Data listing:
--

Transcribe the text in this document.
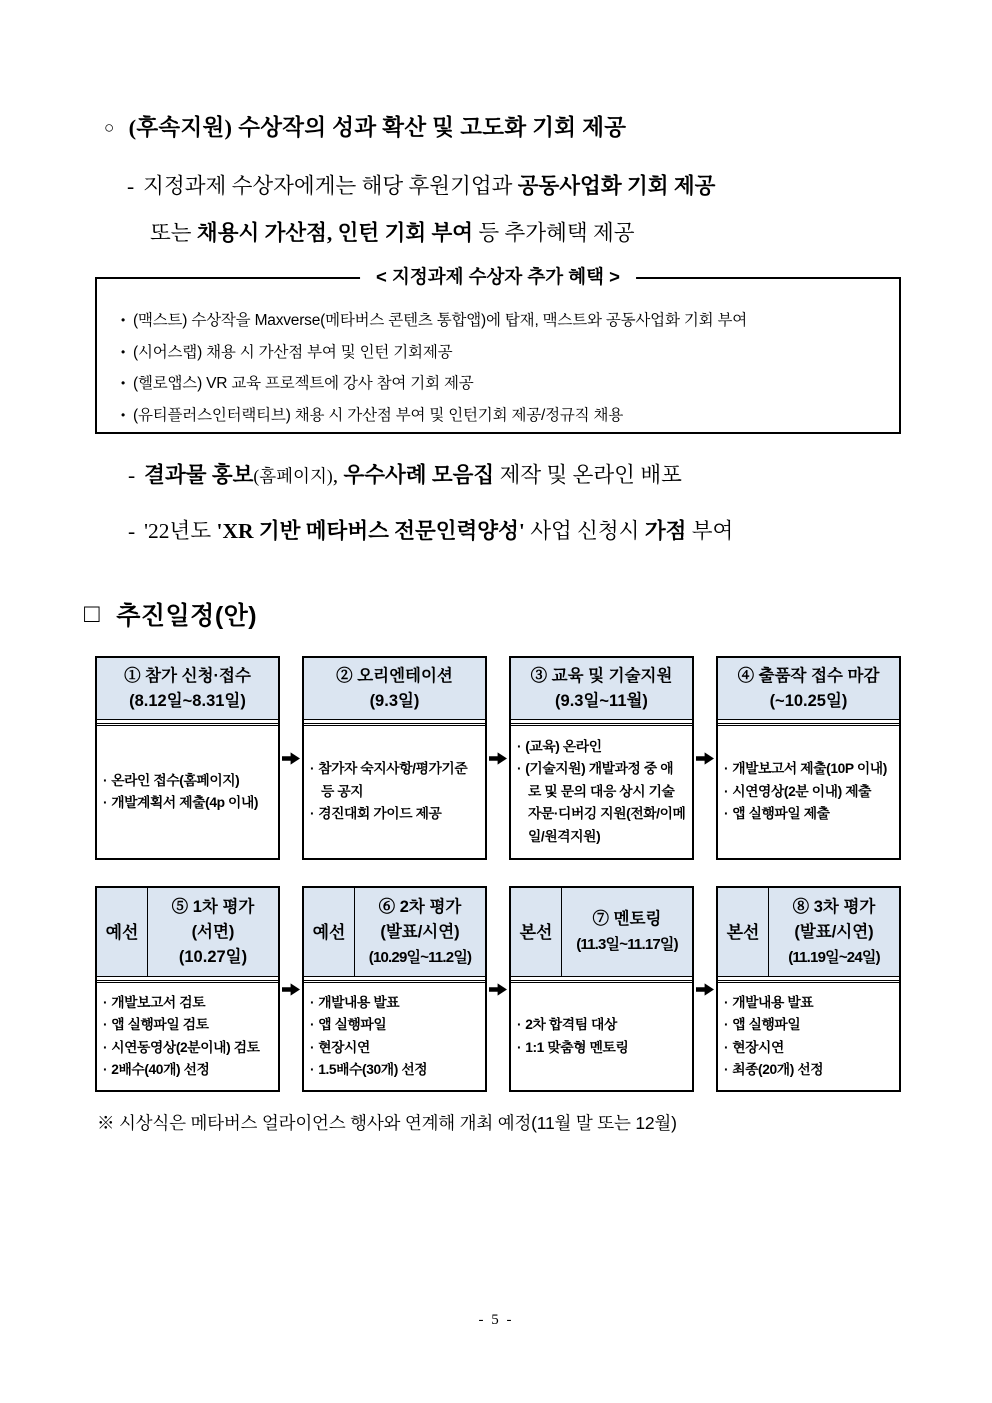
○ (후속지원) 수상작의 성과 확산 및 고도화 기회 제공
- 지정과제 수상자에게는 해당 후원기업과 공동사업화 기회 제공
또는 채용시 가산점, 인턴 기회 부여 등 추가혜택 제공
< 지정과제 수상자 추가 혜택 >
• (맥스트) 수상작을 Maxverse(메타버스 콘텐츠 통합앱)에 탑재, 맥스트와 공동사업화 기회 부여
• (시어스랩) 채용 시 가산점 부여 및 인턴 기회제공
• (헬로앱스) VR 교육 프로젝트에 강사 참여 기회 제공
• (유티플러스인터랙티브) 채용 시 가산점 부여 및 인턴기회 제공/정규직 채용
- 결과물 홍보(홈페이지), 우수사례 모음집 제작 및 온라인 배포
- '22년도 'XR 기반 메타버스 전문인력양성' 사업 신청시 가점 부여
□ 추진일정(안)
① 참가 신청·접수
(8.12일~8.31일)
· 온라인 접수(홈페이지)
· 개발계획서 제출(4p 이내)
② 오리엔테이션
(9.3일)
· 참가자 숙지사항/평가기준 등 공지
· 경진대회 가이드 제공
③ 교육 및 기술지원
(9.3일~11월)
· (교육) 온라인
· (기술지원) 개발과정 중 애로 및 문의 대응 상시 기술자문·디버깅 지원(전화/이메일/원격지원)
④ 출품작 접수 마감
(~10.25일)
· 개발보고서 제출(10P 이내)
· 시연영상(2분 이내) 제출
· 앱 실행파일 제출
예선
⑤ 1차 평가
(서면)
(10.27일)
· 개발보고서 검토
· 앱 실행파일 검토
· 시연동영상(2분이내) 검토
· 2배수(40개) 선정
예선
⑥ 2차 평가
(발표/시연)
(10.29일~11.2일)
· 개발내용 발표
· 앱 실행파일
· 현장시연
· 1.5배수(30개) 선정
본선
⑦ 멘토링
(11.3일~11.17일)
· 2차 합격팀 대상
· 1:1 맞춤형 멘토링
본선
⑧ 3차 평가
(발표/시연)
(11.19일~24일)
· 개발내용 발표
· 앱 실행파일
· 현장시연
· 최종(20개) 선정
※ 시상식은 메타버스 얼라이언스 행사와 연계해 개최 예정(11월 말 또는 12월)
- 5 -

--

__Requirement__
The pictures should not appear in the copy; every other part of the records above must be returned exactly.

__Written reply__
Transcribe the text in this document.
○ (후속지원) 수상작의 성과 확산 및 고도화 기회 제공
- 지정과제 수상자에게는 해당 후원기업과 공동사업화 기회 제공
또는 채용시 가산점, 인턴 기회 부여 등 추가혜택 제공
< 지정과제 수상자 추가 혜택 >
• (맥스트) 수상작을 Maxverse(메타버스 콘텐츠 통합앱)에 탑재, 맥스트와 공동사업화 기회 부여
• (시어스랩) 채용 시 가산점 부여 및 인턴 기회제공
• (헬로앱스) VR 교육 프로젝트에 강사 참여 기회 제공
• (유티플러스인터랙티브) 채용 시 가산점 부여 및 인턴기회 제공/정규직 채용
- 결과물 홍보(홈페이지), 우수사례 모음집 제작 및 온라인 배포
- '22년도 'XR 기반 메타버스 전문인력양성' 사업 신청시 가점 부여
□ 추진일정(안)
① 참가 신청·접수
(8.12일~8.31일)
· 온라인 접수(홈페이지)
· 개발계획서 제출(4p 이내)
② 오리엔테이션
(9.3일)
· 참가자 숙지사항/평가기준 등 공지
· 경진대회 가이드 제공
③ 교육 및 기술지원
(9.3일~11월)
· (교육) 온라인
· (기술지원) 개발과정 중 애로 및 문의 대응 상시 기술자문·디버깅 지원(전화/이메일/원격지원)
④ 출품작 접수 마감
(~10.25일)
· 개발보고서 제출(10P 이내)
· 시연영상(2분 이내) 제출
· 앱 실행파일 제출
예선
⑤ 1차 평가
(서면)
(10.27일)
· 개발보고서 검토
· 앱 실행파일 검토
· 시연동영상(2분이내) 검토
· 2배수(40개) 선정
예선
⑥ 2차 평가
(발표/시연)
(10.29일~11.2일)
· 개발내용 발표
· 앱 실행파일
· 현장시연
· 1.5배수(30개) 선정
본선
⑦ 멘토링
(11.3일~11.17일)
· 2차 합격팀 대상
· 1:1 맞춤형 멘토링
본선
⑧ 3차 평가
(발표/시연)
(11.19일~24일)
· 개발내용 발표
· 앱 실행파일
· 현장시연
· 최종(20개) 선정
※ 시상식은 메타버스 얼라이언스 행사와 연계해 개최 예정(11월 말 또는 12월)
- 5 -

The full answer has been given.